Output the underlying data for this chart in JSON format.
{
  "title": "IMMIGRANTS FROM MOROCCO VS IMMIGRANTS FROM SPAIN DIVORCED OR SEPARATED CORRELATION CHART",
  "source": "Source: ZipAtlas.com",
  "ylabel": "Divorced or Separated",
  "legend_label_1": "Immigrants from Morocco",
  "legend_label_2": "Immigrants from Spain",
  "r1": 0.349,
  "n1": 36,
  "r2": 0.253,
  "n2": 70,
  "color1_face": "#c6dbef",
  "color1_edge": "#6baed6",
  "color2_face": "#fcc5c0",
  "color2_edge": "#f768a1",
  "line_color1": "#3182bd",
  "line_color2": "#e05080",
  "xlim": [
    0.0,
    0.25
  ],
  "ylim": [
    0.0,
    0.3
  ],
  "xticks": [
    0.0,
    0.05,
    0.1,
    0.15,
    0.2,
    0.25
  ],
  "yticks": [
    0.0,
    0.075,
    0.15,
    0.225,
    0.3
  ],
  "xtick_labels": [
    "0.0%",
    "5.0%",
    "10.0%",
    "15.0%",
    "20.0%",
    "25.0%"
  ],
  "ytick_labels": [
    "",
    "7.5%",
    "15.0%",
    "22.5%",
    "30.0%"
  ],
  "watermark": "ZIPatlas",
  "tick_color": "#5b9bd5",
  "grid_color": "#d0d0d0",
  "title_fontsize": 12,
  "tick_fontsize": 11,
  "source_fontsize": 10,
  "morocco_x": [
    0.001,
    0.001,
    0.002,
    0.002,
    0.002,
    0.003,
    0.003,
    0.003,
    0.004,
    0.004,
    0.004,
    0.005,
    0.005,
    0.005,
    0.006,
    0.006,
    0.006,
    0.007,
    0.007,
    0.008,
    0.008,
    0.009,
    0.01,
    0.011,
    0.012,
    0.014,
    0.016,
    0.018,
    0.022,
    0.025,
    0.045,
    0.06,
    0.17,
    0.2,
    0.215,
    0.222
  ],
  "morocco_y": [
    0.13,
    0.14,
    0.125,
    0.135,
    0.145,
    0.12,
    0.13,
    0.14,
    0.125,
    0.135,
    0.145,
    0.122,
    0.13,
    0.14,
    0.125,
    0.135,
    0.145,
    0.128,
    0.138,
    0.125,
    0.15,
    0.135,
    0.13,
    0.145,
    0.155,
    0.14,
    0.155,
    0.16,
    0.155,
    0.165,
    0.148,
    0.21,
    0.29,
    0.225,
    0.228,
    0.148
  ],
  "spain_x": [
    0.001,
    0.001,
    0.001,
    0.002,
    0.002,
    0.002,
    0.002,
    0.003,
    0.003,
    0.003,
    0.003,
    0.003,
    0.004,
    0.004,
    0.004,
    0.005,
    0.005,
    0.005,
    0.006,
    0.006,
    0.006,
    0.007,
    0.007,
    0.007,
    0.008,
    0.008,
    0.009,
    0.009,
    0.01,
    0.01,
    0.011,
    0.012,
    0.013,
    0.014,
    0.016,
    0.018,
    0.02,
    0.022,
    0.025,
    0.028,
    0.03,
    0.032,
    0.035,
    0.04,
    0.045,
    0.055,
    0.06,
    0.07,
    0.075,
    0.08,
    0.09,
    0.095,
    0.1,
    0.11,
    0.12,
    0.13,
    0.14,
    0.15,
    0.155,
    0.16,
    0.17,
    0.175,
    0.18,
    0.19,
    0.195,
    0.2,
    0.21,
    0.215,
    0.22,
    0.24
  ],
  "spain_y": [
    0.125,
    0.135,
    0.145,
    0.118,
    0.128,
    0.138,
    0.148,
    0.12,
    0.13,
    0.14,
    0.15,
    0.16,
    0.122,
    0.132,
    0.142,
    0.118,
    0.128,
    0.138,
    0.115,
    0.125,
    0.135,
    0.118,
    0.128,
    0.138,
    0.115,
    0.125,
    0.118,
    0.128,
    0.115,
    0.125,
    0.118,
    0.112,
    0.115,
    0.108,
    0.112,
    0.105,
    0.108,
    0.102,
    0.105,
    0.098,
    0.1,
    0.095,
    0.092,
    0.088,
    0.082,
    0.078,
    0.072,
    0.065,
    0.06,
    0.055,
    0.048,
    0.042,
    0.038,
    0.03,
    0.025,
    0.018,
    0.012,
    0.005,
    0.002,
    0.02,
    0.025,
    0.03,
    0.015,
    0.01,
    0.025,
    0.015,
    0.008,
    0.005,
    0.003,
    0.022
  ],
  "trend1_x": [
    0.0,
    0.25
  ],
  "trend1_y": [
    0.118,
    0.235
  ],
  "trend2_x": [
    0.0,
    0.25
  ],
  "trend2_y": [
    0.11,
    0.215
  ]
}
═══
**Request**. Can you give every line above again, exactly as written?

**Result of the exercise**.
Output the underlying data for this chart in JSON format.
{
  "title": "IMMIGRANTS FROM MOROCCO VS IMMIGRANTS FROM SPAIN DIVORCED OR SEPARATED CORRELATION CHART",
  "source": "Source: ZipAtlas.com",
  "ylabel": "Divorced or Separated",
  "legend_label_1": "Immigrants from Morocco",
  "legend_label_2": "Immigrants from Spain",
  "r1": 0.349,
  "n1": 36,
  "r2": 0.253,
  "n2": 70,
  "color1_face": "#c6dbef",
  "color1_edge": "#6baed6",
  "color2_face": "#fcc5c0",
  "color2_edge": "#f768a1",
  "line_color1": "#3182bd",
  "line_color2": "#e05080",
  "xlim": [
    0.0,
    0.25
  ],
  "ylim": [
    0.0,
    0.3
  ],
  "xticks": [
    0.0,
    0.05,
    0.1,
    0.15,
    0.2,
    0.25
  ],
  "yticks": [
    0.0,
    0.075,
    0.15,
    0.225,
    0.3
  ],
  "xtick_labels": [
    "0.0%",
    "5.0%",
    "10.0%",
    "15.0%",
    "20.0%",
    "25.0%"
  ],
  "ytick_labels": [
    "",
    "7.5%",
    "15.0%",
    "22.5%",
    "30.0%"
  ],
  "watermark": "ZIPatlas",
  "tick_color": "#5b9bd5",
  "grid_color": "#d0d0d0",
  "title_fontsize": 12,
  "tick_fontsize": 11,
  "source_fontsize": 10,
  "morocco_x": [
    0.001,
    0.001,
    0.002,
    0.002,
    0.002,
    0.003,
    0.003,
    0.003,
    0.004,
    0.004,
    0.004,
    0.005,
    0.005,
    0.005,
    0.006,
    0.006,
    0.006,
    0.007,
    0.007,
    0.008,
    0.008,
    0.009,
    0.01,
    0.011,
    0.012,
    0.014,
    0.016,
    0.018,
    0.022,
    0.025,
    0.045,
    0.06,
    0.17,
    0.2,
    0.215,
    0.222
  ],
  "morocco_y": [
    0.13,
    0.14,
    0.125,
    0.135,
    0.145,
    0.12,
    0.13,
    0.14,
    0.125,
    0.135,
    0.145,
    0.122,
    0.13,
    0.14,
    0.125,
    0.135,
    0.145,
    0.128,
    0.138,
    0.125,
    0.15,
    0.135,
    0.13,
    0.145,
    0.155,
    0.14,
    0.155,
    0.16,
    0.155,
    0.165,
    0.148,
    0.21,
    0.29,
    0.225,
    0.228,
    0.148
  ],
  "spain_x": [
    0.001,
    0.001,
    0.001,
    0.002,
    0.002,
    0.002,
    0.002,
    0.003,
    0.003,
    0.003,
    0.003,
    0.003,
    0.004,
    0.004,
    0.004,
    0.005,
    0.005,
    0.005,
    0.006,
    0.006,
    0.006,
    0.007,
    0.007,
    0.007,
    0.008,
    0.008,
    0.009,
    0.009,
    0.01,
    0.01,
    0.011,
    0.012,
    0.013,
    0.014,
    0.016,
    0.018,
    0.02,
    0.022,
    0.025,
    0.028,
    0.03,
    0.032,
    0.035,
    0.04,
    0.045,
    0.055,
    0.06,
    0.07,
    0.075,
    0.08,
    0.09,
    0.095,
    0.1,
    0.11,
    0.12,
    0.13,
    0.14,
    0.15,
    0.155,
    0.16,
    0.17,
    0.175,
    0.18,
    0.19,
    0.195,
    0.2,
    0.21,
    0.215,
    0.22,
    0.24
  ],
  "spain_y": [
    0.125,
    0.135,
    0.145,
    0.118,
    0.128,
    0.138,
    0.148,
    0.12,
    0.13,
    0.14,
    0.15,
    0.16,
    0.122,
    0.132,
    0.142,
    0.118,
    0.128,
    0.138,
    0.115,
    0.125,
    0.135,
    0.118,
    0.128,
    0.138,
    0.115,
    0.125,
    0.118,
    0.128,
    0.115,
    0.125,
    0.118,
    0.112,
    0.115,
    0.108,
    0.112,
    0.105,
    0.108,
    0.102,
    0.105,
    0.098,
    0.1,
    0.095,
    0.092,
    0.088,
    0.082,
    0.078,
    0.072,
    0.065,
    0.06,
    0.055,
    0.048,
    0.042,
    0.038,
    0.03,
    0.025,
    0.018,
    0.012,
    0.005,
    0.002,
    0.02,
    0.025,
    0.03,
    0.015,
    0.01,
    0.025,
    0.015,
    0.008,
    0.005,
    0.003,
    0.022
  ],
  "trend1_x": [
    0.0,
    0.25
  ],
  "trend1_y": [
    0.118,
    0.235
  ],
  "trend2_x": [
    0.0,
    0.25
  ],
  "trend2_y": [
    0.11,
    0.215
  ]
}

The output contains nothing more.